What to work on
For every line in the data below that contains "Entfernung", copy the line.

* begin Supplied information *

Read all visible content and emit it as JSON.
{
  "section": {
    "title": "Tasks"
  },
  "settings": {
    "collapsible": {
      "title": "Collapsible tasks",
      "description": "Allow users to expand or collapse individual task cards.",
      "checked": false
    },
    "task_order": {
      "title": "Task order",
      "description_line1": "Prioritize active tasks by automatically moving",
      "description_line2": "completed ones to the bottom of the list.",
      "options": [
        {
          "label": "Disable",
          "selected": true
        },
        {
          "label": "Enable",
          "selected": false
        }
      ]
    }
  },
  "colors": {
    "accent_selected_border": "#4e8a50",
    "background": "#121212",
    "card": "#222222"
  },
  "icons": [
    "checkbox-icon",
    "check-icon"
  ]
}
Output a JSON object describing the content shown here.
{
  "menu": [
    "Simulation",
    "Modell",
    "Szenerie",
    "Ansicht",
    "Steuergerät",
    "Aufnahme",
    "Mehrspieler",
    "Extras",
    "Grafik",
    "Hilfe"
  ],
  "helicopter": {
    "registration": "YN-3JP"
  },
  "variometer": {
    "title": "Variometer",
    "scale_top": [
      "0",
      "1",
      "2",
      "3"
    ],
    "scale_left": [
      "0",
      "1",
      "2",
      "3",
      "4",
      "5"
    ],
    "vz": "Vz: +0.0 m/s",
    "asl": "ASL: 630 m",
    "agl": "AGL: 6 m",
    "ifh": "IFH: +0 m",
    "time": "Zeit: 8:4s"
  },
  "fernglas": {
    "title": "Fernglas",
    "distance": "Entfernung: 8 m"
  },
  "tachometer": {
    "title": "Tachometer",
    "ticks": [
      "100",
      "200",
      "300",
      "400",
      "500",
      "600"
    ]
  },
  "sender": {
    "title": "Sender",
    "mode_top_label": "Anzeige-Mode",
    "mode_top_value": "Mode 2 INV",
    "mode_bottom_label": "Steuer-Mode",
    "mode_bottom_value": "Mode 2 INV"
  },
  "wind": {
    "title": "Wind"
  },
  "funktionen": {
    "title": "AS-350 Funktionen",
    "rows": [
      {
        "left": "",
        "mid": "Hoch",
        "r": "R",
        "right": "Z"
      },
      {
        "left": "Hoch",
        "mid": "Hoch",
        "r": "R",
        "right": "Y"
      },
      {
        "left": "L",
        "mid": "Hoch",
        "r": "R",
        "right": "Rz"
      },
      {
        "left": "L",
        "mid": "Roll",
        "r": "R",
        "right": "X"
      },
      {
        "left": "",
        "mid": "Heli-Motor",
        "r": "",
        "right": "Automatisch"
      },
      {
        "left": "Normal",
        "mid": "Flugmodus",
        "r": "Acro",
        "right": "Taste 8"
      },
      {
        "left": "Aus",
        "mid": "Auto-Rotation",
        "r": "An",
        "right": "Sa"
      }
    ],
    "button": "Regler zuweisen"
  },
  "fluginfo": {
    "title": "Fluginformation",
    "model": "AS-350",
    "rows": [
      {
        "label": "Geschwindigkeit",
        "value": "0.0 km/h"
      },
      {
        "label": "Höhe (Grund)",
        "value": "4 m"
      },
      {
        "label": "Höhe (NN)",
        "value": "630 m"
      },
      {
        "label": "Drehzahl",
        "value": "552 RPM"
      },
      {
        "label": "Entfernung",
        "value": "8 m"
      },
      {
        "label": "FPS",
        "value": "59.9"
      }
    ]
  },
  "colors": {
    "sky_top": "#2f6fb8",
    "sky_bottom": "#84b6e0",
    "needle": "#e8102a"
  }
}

* end Supplied information *

Finished answer
    "distance": "Entfernung: 8 m"
        "label": "Entfernung",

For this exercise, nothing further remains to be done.